§ **THE REQUEST**
All the data should be repeated exactly. Any image in it is left out.

§ **Data excerpts**

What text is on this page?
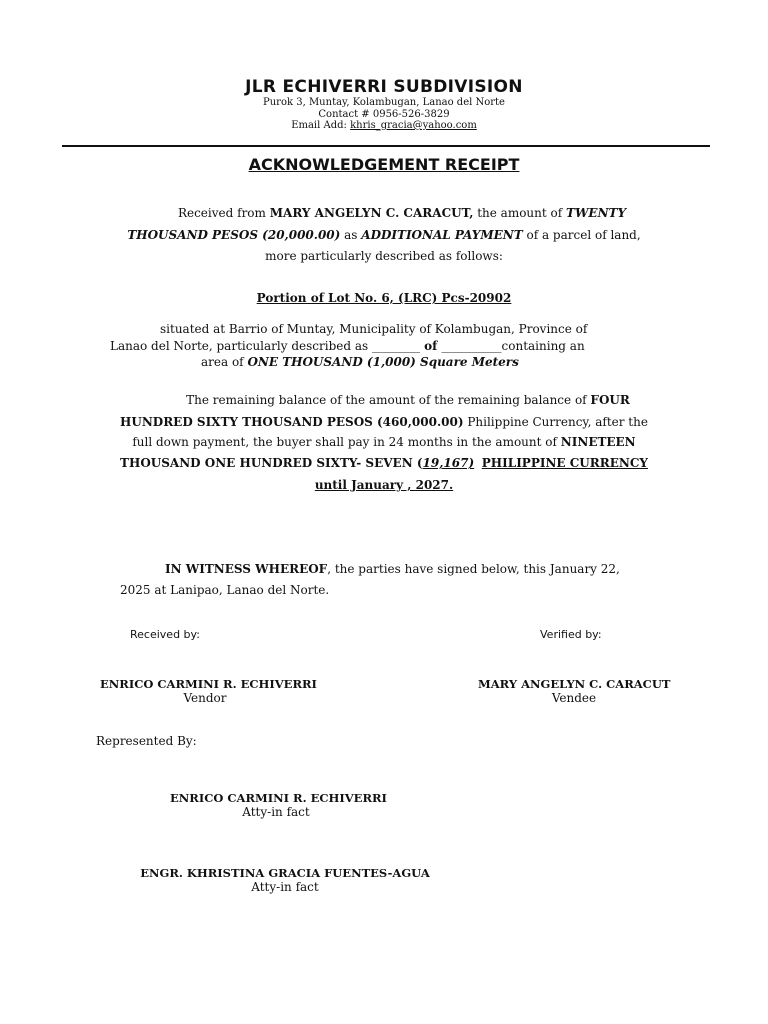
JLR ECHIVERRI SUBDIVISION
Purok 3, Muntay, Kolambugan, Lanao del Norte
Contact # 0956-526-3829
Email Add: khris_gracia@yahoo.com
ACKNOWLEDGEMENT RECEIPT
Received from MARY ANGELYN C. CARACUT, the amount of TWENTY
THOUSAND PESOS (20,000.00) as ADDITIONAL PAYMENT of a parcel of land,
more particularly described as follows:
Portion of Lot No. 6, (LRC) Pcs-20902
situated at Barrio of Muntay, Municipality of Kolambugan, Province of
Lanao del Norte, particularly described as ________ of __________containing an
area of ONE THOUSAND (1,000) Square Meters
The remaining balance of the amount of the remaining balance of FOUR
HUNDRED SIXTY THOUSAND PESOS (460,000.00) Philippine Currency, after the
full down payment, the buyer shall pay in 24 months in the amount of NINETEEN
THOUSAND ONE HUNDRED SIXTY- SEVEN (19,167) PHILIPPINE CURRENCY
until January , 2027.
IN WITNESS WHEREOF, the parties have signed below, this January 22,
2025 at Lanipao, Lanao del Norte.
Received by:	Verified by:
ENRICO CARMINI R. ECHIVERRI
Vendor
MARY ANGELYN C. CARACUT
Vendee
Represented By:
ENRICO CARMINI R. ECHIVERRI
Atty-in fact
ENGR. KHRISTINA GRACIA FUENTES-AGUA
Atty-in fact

§ **SOLUTION**
What text is on this page?
JLR ECHIVERRI SUBDIVISION
Purok 3, Muntay, Kolambugan, Lanao del Norte
Contact # 0956-526-3829
Email Add: khris_gracia@yahoo.com
ACKNOWLEDGEMENT RECEIPT
Received from MARY ANGELYN C. CARACUT, the amount of TWENTY
THOUSAND PESOS (20,000.00) as ADDITIONAL PAYMENT of a parcel of land,
more particularly described as follows:
Portion of Lot No. 6, (LRC) Pcs-20902
situated at Barrio of Muntay, Municipality of Kolambugan, Province of
Lanao del Norte, particularly described as ________ of __________containing an
area of ONE THOUSAND (1,000) Square Meters
The remaining balance of the amount of the remaining balance of FOUR
HUNDRED SIXTY THOUSAND PESOS (460,000.00) Philippine Currency, after the
full down payment, the buyer shall pay in 24 months in the amount of NINETEEN
THOUSAND ONE HUNDRED SIXTY- SEVEN (19,167) PHILIPPINE CURRENCY
until January , 2027.
IN WITNESS WHEREOF, the parties have signed below, this January 22,
2025 at Lanipao, Lanao del Norte.
Received by:	Verified by:
ENRICO CARMINI R. ECHIVERRI
Vendor
MARY ANGELYN C. CARACUT
Vendee
Represented By:
ENRICO CARMINI R. ECHIVERRI
Atty-in fact
ENGR. KHRISTINA GRACIA FUENTES-AGUA
Atty-in fact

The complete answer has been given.